• _Data extract_
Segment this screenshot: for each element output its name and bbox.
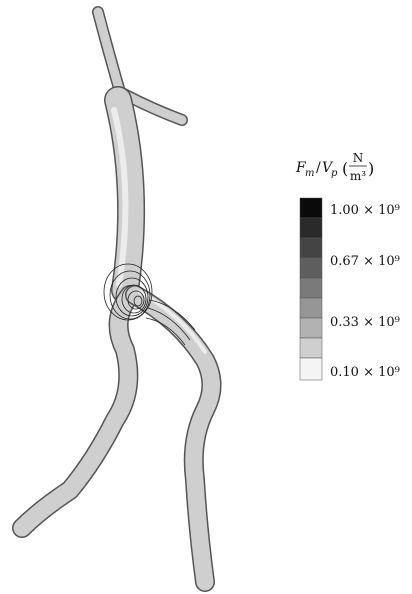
colorbar-swatch xyxy=(300,298,322,318)
vessel xyxy=(22,12,212,582)
title-slash: / xyxy=(316,160,321,176)
title-paren: ) xyxy=(368,159,374,178)
unit-denominator: m³ xyxy=(350,169,366,183)
colorbar-labels: 1.00 × 10⁹ 0.67 × 10⁹ 0.33 × 10⁹ 0.10 × … xyxy=(330,203,400,380)
colorbar-tick-label: 0.67 × 10⁹ xyxy=(330,254,400,269)
colorbar-swatch xyxy=(300,278,322,298)
colorbar-swatch xyxy=(300,218,322,238)
colorbar-swatch xyxy=(300,258,322,278)
colorbar-tick-label: 0.10 × 10⁹ xyxy=(330,365,400,380)
title-subscript: m xyxy=(305,168,314,179)
colorbar-swatch xyxy=(300,338,322,358)
colorbar-tick-label: 1.00 × 10⁹ xyxy=(330,203,400,218)
unit-numerator: N xyxy=(353,151,364,165)
colorbar-swatch xyxy=(300,198,322,218)
title-paren: ( xyxy=(342,159,348,178)
title-subscript: p xyxy=(331,168,338,179)
legend-title: F m / V p ( N m³ ) xyxy=(295,151,374,183)
colorbar-swatch xyxy=(300,238,322,258)
figure-canvas: F m / V p ( N m³ ) 1.00 × 10⁹ 0.67 × 10⁹… xyxy=(0,0,412,594)
colorbar-swatch xyxy=(300,358,322,380)
figure: F m / V p ( N m³ ) 1.00 × 10⁹ 0.67 × 10⁹… xyxy=(0,0,412,594)
colorbar xyxy=(300,198,322,380)
colorbar-tick-label: 0.33 × 10⁹ xyxy=(330,315,400,330)
colorbar-swatch xyxy=(300,318,322,338)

• _What to produce_
In the listing, take everything from the line containing "colorbar-swatch xyxy=(300,298,322,318)" down to the line containing "colorbar-swatch xyxy=(300,258,322,278)", and write those lines out again with "vessel" substituted by "tank", leaving the rest unchanged.

• _Answer to the problem_
colorbar-swatch xyxy=(300,298,322,318)
tank xyxy=(22,12,212,582)
title-slash: / xyxy=(316,160,321,176)
title-paren: ) xyxy=(368,159,374,178)
unit-denominator: m³ xyxy=(350,169,366,183)
colorbar-labels: 1.00 × 10⁹ 0.67 × 10⁹ 0.33 × 10⁹ 0.10 × … xyxy=(330,203,400,380)
colorbar-tick-label: 0.67 × 10⁹ xyxy=(330,254,400,269)
colorbar-swatch xyxy=(300,278,322,298)
colorbar-swatch xyxy=(300,218,322,238)
colorbar-swatch xyxy=(300,258,322,278)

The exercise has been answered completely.